Exercise brief
Retype the material that follows, keeping every word as it is.
# START OF Data supplied
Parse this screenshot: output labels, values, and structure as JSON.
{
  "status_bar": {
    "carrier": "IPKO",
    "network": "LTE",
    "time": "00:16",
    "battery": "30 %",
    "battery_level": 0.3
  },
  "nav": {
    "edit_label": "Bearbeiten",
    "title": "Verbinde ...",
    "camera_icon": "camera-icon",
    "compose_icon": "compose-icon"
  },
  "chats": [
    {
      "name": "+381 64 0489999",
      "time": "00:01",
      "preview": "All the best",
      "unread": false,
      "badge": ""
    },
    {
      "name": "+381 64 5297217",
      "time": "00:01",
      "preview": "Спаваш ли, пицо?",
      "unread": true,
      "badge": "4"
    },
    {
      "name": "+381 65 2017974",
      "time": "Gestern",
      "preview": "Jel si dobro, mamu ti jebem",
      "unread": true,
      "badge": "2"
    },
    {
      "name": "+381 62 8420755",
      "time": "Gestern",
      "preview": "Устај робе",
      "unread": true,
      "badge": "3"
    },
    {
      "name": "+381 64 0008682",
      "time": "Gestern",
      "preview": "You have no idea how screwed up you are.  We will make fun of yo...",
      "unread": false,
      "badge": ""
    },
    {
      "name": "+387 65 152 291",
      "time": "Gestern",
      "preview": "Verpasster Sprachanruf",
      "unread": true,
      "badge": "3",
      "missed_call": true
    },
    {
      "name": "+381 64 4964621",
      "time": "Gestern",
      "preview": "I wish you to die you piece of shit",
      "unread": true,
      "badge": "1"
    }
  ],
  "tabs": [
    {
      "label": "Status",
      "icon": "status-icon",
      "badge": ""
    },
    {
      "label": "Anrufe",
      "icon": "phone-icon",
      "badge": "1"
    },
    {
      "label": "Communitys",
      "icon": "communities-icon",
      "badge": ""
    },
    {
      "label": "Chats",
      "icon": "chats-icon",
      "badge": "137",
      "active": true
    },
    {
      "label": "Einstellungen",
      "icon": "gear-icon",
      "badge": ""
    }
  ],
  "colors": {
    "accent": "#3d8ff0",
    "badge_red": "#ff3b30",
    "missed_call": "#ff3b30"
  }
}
# END OF Data supplied
Complete answer
Parse this screenshot: output labels, values, and structure as JSON.
{
  "status_bar": {
    "carrier": "IPKO",
    "network": "LTE",
    "time": "00:16",
    "battery": "30 %",
    "battery_level": 0.3
  },
  "nav": {
    "edit_label": "Bearbeiten",
    "title": "Verbinde ...",
    "camera_icon": "camera-icon",
    "compose_icon": "compose-icon"
  },
  "chats": [
    {
      "name": "+381 64 0489999",
      "time": "00:01",
      "preview": "All the best",
      "unread": false,
      "badge": ""
    },
    {
      "name": "+381 64 5297217",
      "time": "00:01",
      "preview": "Спаваш ли, пицо?",
      "unread": true,
      "badge": "4"
    },
    {
      "name": "+381 65 2017974",
      "time": "Gestern",
      "preview": "Jel si dobro, mamu ti jebem",
      "unread": true,
      "badge": "2"
    },
    {
      "name": "+381 62 8420755",
      "time": "Gestern",
      "preview": "Устај робе",
      "unread": true,
      "badge": "3"
    },
    {
      "name": "+381 64 0008682",
      "time": "Gestern",
      "preview": "You have no idea how screwed up you are.  We will make fun of yo...",
      "unread": false,
      "badge": ""
    },
    {
      "name": "+387 65 152 291",
      "time": "Gestern",
      "preview": "Verpasster Sprachanruf",
      "unread": true,
      "badge": "3",
      "missed_call": true
    },
    {
      "name": "+381 64 4964621",
      "time": "Gestern",
      "preview": "I wish you to die you piece of shit",
      "unread": true,
      "badge": "1"
    }
  ],
  "tabs": [
    {
      "label": "Status",
      "icon": "status-icon",
      "badge": ""
    },
    {
      "label": "Anrufe",
      "icon": "phone-icon",
      "badge": "1"
    },
    {
      "label": "Communitys",
      "icon": "communities-icon",
      "badge": ""
    },
    {
      "label": "Chats",
      "icon": "chats-icon",
      "badge": "137",
      "active": true
    },
    {
      "label": "Einstellungen",
      "icon": "gear-icon",
      "badge": ""
    }
  ],
  "colors": {
    "accent": "#3d8ff0",
    "badge_red": "#ff3b30",
    "missed_call": "#ff3b30"
  }
}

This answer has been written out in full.